** Records from a data collection **
· · · ·

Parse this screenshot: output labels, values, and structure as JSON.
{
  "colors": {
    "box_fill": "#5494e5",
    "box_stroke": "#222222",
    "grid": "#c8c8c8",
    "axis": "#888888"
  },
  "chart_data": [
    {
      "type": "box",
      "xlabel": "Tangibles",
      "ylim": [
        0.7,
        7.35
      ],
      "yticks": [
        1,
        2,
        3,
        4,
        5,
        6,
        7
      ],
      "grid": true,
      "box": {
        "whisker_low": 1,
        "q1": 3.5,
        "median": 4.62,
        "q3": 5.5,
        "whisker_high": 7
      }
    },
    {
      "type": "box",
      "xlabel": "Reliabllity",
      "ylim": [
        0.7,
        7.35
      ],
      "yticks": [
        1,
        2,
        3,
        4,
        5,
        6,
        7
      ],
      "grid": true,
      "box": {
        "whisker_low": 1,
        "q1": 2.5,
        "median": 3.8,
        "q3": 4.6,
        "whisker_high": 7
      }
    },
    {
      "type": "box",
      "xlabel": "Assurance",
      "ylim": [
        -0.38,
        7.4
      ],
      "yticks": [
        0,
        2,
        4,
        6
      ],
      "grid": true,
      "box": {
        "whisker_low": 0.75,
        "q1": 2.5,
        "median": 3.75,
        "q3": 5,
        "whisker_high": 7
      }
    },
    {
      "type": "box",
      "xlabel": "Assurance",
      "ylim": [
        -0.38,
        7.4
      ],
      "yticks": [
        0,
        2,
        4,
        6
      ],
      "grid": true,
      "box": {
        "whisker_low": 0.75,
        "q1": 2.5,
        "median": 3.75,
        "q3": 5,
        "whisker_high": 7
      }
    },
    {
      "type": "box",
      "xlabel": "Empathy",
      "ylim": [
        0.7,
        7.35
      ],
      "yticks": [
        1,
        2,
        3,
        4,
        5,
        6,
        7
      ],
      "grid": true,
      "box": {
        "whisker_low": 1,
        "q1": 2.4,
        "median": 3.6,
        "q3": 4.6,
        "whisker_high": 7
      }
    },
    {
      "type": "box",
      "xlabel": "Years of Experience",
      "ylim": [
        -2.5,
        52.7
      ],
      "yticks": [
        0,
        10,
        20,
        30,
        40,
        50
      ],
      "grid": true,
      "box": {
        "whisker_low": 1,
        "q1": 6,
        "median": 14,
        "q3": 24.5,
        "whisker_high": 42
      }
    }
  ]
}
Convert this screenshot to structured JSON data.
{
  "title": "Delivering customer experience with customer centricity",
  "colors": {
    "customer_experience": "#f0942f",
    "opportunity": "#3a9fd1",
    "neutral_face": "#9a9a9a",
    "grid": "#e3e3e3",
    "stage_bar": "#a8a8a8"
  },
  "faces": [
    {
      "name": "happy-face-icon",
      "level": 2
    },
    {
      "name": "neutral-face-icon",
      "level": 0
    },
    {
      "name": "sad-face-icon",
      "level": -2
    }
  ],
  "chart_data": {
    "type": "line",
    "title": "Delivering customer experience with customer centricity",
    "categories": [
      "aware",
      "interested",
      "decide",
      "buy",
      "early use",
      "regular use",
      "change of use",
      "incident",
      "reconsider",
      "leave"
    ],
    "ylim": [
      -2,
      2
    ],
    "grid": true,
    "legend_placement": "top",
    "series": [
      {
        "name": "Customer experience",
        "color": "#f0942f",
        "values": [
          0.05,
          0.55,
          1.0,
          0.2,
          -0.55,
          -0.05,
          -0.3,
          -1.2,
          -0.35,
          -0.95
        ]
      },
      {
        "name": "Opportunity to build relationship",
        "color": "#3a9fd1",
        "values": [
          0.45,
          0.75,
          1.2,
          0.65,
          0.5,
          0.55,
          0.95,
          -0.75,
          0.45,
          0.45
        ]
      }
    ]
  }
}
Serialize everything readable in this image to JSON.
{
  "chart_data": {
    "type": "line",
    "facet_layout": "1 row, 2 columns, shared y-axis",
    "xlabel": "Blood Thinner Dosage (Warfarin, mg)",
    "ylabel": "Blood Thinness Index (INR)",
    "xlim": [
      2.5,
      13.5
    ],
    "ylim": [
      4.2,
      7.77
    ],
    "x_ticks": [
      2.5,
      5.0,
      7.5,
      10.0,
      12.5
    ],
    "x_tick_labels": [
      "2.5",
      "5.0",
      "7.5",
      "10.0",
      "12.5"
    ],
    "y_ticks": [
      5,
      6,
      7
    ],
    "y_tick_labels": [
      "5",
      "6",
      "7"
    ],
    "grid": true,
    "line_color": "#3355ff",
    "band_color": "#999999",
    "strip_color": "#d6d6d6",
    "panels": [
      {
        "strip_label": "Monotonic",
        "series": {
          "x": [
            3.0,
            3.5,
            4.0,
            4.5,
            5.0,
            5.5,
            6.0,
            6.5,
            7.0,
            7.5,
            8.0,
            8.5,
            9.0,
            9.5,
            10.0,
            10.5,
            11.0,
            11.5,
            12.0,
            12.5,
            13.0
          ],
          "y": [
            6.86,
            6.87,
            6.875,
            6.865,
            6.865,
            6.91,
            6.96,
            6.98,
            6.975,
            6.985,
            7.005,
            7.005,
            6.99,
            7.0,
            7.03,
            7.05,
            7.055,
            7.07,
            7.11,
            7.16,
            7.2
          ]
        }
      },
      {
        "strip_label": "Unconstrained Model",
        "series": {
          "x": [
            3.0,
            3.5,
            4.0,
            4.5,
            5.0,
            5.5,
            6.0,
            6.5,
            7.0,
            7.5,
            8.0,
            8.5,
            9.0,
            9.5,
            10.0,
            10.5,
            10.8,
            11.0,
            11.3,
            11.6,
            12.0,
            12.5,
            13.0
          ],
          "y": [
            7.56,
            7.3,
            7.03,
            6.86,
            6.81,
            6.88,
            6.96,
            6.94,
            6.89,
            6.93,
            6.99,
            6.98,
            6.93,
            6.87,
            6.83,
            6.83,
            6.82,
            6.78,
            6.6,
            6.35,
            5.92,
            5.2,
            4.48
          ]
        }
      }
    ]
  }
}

· · · ·

From the records above, extract everything verbatim.

Parse this screenshot: output labels, values, and structure as JSON.
{
  "colors": {
    "box_fill": "#5494e5",
    "box_stroke": "#222222",
    "grid": "#c8c8c8",
    "axis": "#888888"
  },
  "chart_data": [
    {
      "type": "box",
      "xlabel": "Tangibles",
      "ylim": [
        0.7,
        7.35
      ],
      "yticks": [
        1,
        2,
        3,
        4,
        5,
        6,
        7
      ],
      "grid": true,
      "box": {
        "whisker_low": 1,
        "q1": 3.5,
        "median": 4.62,
        "q3": 5.5,
        "whisker_high": 7
      }
    },
    {
      "type": "box",
      "xlabel": "Reliabllity",
      "ylim": [
        0.7,
        7.35
      ],
      "yticks": [
        1,
        2,
        3,
        4,
        5,
        6,
        7
      ],
      "grid": true,
      "box": {
        "whisker_low": 1,
        "q1": 2.5,
        "median": 3.8,
        "q3": 4.6,
        "whisker_high": 7
      }
    },
    {
      "type": "box",
      "xlabel": "Assurance",
      "ylim": [
        -0.38,
        7.4
      ],
      "yticks": [
        0,
        2,
        4,
        6
      ],
      "grid": true,
      "box": {
        "whisker_low": 0.75,
        "q1": 2.5,
        "median": 3.75,
        "q3": 5,
        "whisker_high": 7
      }
    },
    {
      "type": "box",
      "xlabel": "Assurance",
      "ylim": [
        -0.38,
        7.4
      ],
      "yticks": [
        0,
        2,
        4,
        6
      ],
      "grid": true,
      "box": {
        "whisker_low": 0.75,
        "q1": 2.5,
        "median": 3.75,
        "q3": 5,
        "whisker_high": 7
      }
    },
    {
      "type": "box",
      "xlabel": "Empathy",
      "ylim": [
        0.7,
        7.35
      ],
      "yticks": [
        1,
        2,
        3,
        4,
        5,
        6,
        7
      ],
      "grid": true,
      "box": {
        "whisker_low": 1,
        "q1": 2.4,
        "median": 3.6,
        "q3": 4.6,
        "whisker_high": 7
      }
    },
    {
      "type": "box",
      "xlabel": "Years of Experience",
      "ylim": [
        -2.5,
        52.7
      ],
      "yticks": [
        0,
        10,
        20,
        30,
        40,
        50
      ],
      "grid": true,
      "box": {
        "whisker_low": 1,
        "q1": 6,
        "median": 14,
        "q3": 24.5,
        "whisker_high": 42
      }
    }
  ]
}
Convert this screenshot to structured JSON data.
{
  "title": "Delivering customer experience with customer centricity",
  "colors": {
    "customer_experience": "#f0942f",
    "opportunity": "#3a9fd1",
    "neutral_face": "#9a9a9a",
    "grid": "#e3e3e3",
    "stage_bar": "#a8a8a8"
  },
  "faces": [
    {
      "name": "happy-face-icon",
      "level": 2
    },
    {
      "name": "neutral-face-icon",
      "level": 0
    },
    {
      "name": "sad-face-icon",
      "level": -2
    }
  ],
  "chart_data": {
    "type": "line",
    "title": "Delivering customer experience with customer centricity",
    "categories": [
      "aware",
      "interested",
      "decide",
      "buy",
      "early use",
      "regular use",
      "change of use",
      "incident",
      "reconsider",
      "leave"
    ],
    "ylim": [
      -2,
      2
    ],
    "grid": true,
    "legend_placement": "top",
    "series": [
      {
        "name": "Customer experience",
        "color": "#f0942f",
        "values": [
          0.05,
          0.55,
          1.0,
          0.2,
          -0.55,
          -0.05,
          -0.3,
          -1.2,
          -0.35,
          -0.95
        ]
      },
      {
        "name": "Opportunity to build relationship",
        "color": "#3a9fd1",
        "values": [
          0.45,
          0.75,
          1.2,
          0.65,
          0.5,
          0.55,
          0.95,
          -0.75,
          0.45,
          0.45
        ]
      }
    ]
  }
}
Serialize everything readable in this image to JSON.
{
  "chart_data": {
    "type": "line",
    "facet_layout": "1 row, 2 columns, shared y-axis",
    "xlabel": "Blood Thinner Dosage (Warfarin, mg)",
    "ylabel": "Blood Thinness Index (INR)",
    "xlim": [
      2.5,
      13.5
    ],
    "ylim": [
      4.2,
      7.77
    ],
    "x_ticks": [
      2.5,
      5.0,
      7.5,
      10.0,
      12.5
    ],
    "x_tick_labels": [
      "2.5",
      "5.0",
      "7.5",
      "10.0",
      "12.5"
    ],
    "y_ticks": [
      5,
      6,
      7
    ],
    "y_tick_labels": [
      "5",
      "6",
      "7"
    ],
    "grid": true,
    "line_color": "#3355ff",
    "band_color": "#999999",
    "strip_color": "#d6d6d6",
    "panels": [
      {
        "strip_label": "Monotonic",
        "series": {
          "x": [
            3.0,
            3.5,
            4.0,
            4.5,
            5.0,
            5.5,
            6.0,
            6.5,
            7.0,
            7.5,
            8.0,
            8.5,
            9.0,
            9.5,
            10.0,
            10.5,
            11.0,
            11.5,
            12.0,
            12.5,
            13.0
          ],
          "y": [
            6.86,
            6.87,
            6.875,
            6.865,
            6.865,
            6.91,
            6.96,
            6.98,
            6.975,
            6.985,
            7.005,
            7.005,
            6.99,
            7.0,
            7.03,
            7.05,
            7.055,
            7.07,
            7.11,
            7.16,
            7.2
          ]
        }
      },
      {
        "strip_label": "Unconstrained Model",
        "series": {
          "x": [
            3.0,
            3.5,
            4.0,
            4.5,
            5.0,
            5.5,
            6.0,
            6.5,
            7.0,
            7.5,
            8.0,
            8.5,
            9.0,
            9.5,
            10.0,
            10.5,
            10.8,
            11.0,
            11.3,
            11.6,
            12.0,
            12.5,
            13.0
          ],
          "y": [
            7.56,
            7.3,
            7.03,
            6.86,
            6.81,
            6.88,
            6.96,
            6.94,
            6.89,
            6.93,
            6.99,
            6.98,
            6.93,
            6.87,
            6.83,
            6.83,
            6.82,
            6.78,
            6.6,
            6.35,
            5.92,
            5.2,
            4.48
          ]
        }
      }
    ]
  }
}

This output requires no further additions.